Passage shown
** start **

Streaming

Kubernetes Cluster Requirements and Recommendations

This topic provides the requirements and recommendations for provisioning Kubernetes clusters and worker nodes for running Redpanda in production.

Operating system

Minimum version required of RHEL/CentOS: 8. Recommended: 9+
Minimum version required of Ubuntu: 20.04 LTS. Recommended: 22.04+

Recommendation: Linux kernel 4.19 or later for better performance.

Kubernetes version

Minimum required Kubernetes version: 1.27.0-0

Make sure to do the following:

Helm version

Minimum required Helm version: 3.10.0

Install Helm.

Helm v3.18.0 is not supported due to a bug that causes errors such as:

Error: INSTALLATION FAILED: execution error at (redpanda/templates/entry-point.yaml:17:4): invalid Quantity expected string or float64 got: json.Number (1)

To avoid similar errors, upgrade to a later version. For more details, see the Helm GitHub issue.

Number of nodes

Provision one physical node or virtual machine (VM) for each Redpanda broker that you plan to deploy in your Redpanda cluster. Each Redpanda broker requires its own dedicated node for the following reasons:

Resource isolation: Redpanda brokers are designed to make full use of available system resources, including CPU and memory. By dedicating a node to each broker, you ensure that these resources aren’t shared with other applications or processes, avoiding potential performance bottlenecks or contention.
External networking: External clients should connect directly to the broker that owns the partition they’re interested in. This means that each broker must be individually addressable. As clients must connect to the specific broker that is the leader of the partition, they need a mechanism to directly address each broker in the cluster. Assigning each broker to its own dedicated node makes this direct addressing feasible, since each node will have a unique address. See External networking.
Fault tolerance: Ensuring each broker operates on a separate node enhances fault tolerance. If one node experiences issues, it won’t directly impact the other brokers.

** end **

Set problem A
Set down, word for word, the part of the Kubernetes requirements page starting with "Error: INSTALLATION FAILED: execution" and going on through "Helm GitHub issue.".

(Rows from a dataset)
** start **

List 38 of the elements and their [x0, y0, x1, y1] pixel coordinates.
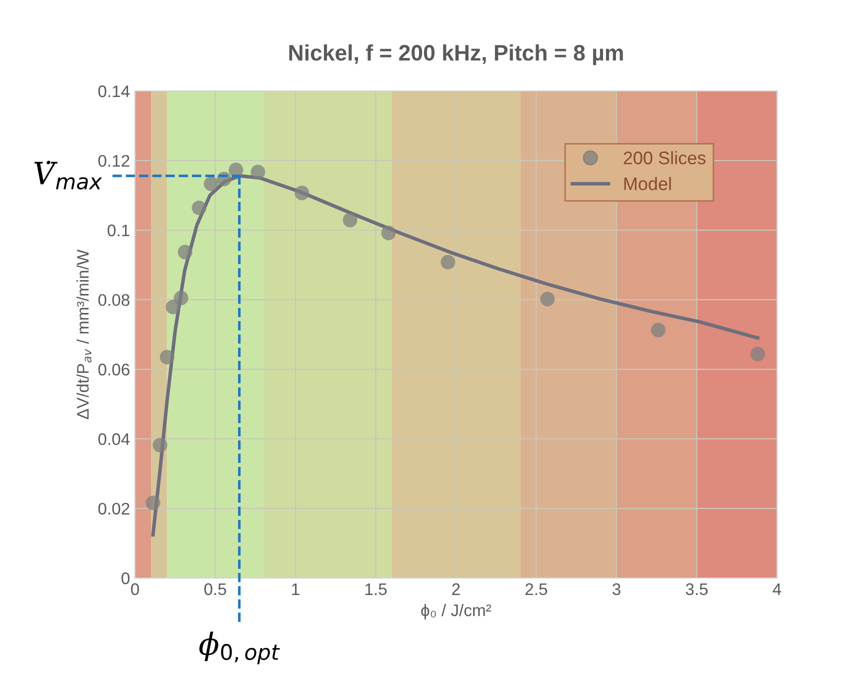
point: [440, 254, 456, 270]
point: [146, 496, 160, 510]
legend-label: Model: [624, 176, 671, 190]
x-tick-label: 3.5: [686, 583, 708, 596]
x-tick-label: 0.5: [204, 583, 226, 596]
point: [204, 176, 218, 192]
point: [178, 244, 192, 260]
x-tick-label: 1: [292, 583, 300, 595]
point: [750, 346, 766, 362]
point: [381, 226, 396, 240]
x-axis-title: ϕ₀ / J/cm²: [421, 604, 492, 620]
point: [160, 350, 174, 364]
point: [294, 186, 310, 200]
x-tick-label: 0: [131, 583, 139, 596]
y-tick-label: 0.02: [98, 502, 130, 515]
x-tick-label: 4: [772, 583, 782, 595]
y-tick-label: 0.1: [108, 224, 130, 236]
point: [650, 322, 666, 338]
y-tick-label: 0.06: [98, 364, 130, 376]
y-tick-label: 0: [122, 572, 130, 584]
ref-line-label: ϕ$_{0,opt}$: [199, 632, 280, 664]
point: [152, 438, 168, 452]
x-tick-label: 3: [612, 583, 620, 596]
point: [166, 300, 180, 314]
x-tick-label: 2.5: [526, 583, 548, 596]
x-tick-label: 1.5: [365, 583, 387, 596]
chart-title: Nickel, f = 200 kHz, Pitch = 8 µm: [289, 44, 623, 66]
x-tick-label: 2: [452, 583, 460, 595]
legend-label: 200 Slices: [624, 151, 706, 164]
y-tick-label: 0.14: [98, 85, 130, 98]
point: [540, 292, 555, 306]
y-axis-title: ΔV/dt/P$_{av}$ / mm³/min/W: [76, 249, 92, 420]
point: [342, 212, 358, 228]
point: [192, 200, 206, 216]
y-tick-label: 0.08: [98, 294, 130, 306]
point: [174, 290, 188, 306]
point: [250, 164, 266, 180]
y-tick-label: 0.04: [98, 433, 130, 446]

** end **

Set problem B
From the rows, extract the lines starting with the line with "point: [440, 254, 456, 270]" and going on through the line with "point: [152, 438, 168, 452]", both included, and reproduce them without any change.

Response A
Error: INSTALLATION FAILED: execution error at (redpanda/templates/entry-point.yaml:17:4): invalid Quantity expected string or float64 got: json.Number (1)

To avoid similar errors, upgrade to a later version. For more details, see the Helm GitHub issue.

Response B
point: [440, 254, 456, 270]
point: [146, 496, 160, 510]
legend-label: Model: [624, 176, 671, 190]
x-tick-label: 3.5: [686, 583, 708, 596]
x-tick-label: 0.5: [204, 583, 226, 596]
point: [204, 176, 218, 192]
point: [178, 244, 192, 260]
x-tick-label: 1: [292, 583, 300, 595]
point: [750, 346, 766, 362]
point: [381, 226, 396, 240]
x-axis-title: ϕ₀ / J/cm²: [421, 604, 492, 620]
point: [160, 350, 174, 364]
point: [294, 186, 310, 200]
x-tick-label: 0: [131, 583, 139, 596]
y-tick-label: 0.02: [98, 502, 130, 515]
x-tick-label: 4: [772, 583, 782, 595]
y-tick-label: 0.1: [108, 224, 130, 236]
point: [650, 322, 666, 338]
y-tick-label: 0.06: [98, 364, 130, 376]
y-tick-label: 0: [122, 572, 130, 584]
ref-line-label: ϕ$_{0,opt}$: [199, 632, 280, 664]
point: [152, 438, 168, 452]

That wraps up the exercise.